#### RECORDS FOR PROCESSING
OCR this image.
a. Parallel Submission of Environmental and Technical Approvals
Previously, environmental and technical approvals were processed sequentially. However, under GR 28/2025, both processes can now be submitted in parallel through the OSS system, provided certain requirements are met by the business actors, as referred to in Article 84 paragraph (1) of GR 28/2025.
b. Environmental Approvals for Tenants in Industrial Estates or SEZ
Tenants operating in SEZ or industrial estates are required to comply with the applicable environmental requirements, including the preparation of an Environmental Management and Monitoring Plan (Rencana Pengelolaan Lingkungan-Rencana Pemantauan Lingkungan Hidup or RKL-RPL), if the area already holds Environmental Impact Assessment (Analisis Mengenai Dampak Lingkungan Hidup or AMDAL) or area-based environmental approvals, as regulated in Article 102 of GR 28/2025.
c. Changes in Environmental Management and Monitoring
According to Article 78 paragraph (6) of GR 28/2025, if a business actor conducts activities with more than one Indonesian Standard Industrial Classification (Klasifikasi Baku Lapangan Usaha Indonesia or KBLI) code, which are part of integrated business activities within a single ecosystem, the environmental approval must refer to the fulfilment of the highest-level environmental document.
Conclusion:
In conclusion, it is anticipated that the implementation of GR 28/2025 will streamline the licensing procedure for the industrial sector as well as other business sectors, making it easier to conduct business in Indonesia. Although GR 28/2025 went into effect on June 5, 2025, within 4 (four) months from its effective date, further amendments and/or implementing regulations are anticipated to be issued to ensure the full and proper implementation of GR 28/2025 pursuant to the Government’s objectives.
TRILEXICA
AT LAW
########
WHAT THE TASK ASKS —
Which lines above contain "Management"? Show each of them.

THE REPLY —
Tenants operating in SEZ or industrial estates are required to comply with the applicable environmental requirements, including the preparation of an Environmental Management and Monitoring Plan (Rencana Pengelolaan Lingkungan-Rencana Pemantauan Lingkungan Hidup or RKL-RPL), if the area already holds Environmental Impact Assessment (Analisis Mengenai Dampak Lingkungan Hidup or AMDAL) or area-based environmental approvals, as regulated in Article 102 of GR 28/2025.
c. Changes in Environmental Management and Monitoring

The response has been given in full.